**DIRECTION**
In the records below, find each line with the word "λογισμικό" and copy it.

**PROVIDED INFORMATION**
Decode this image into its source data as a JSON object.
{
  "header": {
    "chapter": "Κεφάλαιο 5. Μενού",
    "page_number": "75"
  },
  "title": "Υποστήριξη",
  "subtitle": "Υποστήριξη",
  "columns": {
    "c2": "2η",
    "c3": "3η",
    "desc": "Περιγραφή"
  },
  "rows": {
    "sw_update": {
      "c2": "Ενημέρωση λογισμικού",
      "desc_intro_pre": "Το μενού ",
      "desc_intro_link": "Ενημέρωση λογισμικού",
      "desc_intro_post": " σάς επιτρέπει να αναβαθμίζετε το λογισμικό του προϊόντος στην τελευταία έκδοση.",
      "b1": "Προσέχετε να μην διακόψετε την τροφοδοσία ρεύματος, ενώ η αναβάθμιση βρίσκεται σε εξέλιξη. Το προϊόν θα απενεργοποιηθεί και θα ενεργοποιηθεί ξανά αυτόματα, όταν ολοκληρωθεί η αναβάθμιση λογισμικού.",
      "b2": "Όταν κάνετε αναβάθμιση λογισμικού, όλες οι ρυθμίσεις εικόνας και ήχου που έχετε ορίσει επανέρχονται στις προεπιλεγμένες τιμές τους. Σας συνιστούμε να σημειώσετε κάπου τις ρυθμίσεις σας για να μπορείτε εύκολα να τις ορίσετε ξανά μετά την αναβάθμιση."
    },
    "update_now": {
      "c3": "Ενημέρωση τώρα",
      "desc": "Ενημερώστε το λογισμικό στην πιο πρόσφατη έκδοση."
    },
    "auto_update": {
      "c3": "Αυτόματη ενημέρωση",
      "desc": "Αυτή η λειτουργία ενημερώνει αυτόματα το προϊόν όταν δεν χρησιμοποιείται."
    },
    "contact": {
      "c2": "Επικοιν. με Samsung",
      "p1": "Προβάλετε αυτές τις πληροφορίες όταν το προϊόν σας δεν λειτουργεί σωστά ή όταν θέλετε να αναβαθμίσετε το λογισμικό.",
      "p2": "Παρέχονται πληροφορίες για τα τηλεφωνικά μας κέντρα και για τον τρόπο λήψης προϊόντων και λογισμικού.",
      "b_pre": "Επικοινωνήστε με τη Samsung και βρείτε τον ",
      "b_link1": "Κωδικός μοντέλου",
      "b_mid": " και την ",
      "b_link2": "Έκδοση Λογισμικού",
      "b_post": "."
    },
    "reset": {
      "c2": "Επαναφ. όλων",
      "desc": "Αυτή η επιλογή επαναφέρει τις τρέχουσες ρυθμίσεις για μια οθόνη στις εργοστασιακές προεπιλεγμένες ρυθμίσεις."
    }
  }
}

**SOLVED PROBLEM**
      "desc_intro_post": " σάς επιτρέπει να αναβαθμίζετε το λογισμικό του προϊόντος στην τελευταία έκδοση.",
      "desc": "Ενημερώστε το λογισμικό στην πιο πρόσφατη έκδοση."
      "p1": "Προβάλετε αυτές τις πληροφορίες όταν το προϊόν σας δεν λειτουργεί σωστά ή όταν θέλετε να αναβαθμίσετε το λογισμικό.",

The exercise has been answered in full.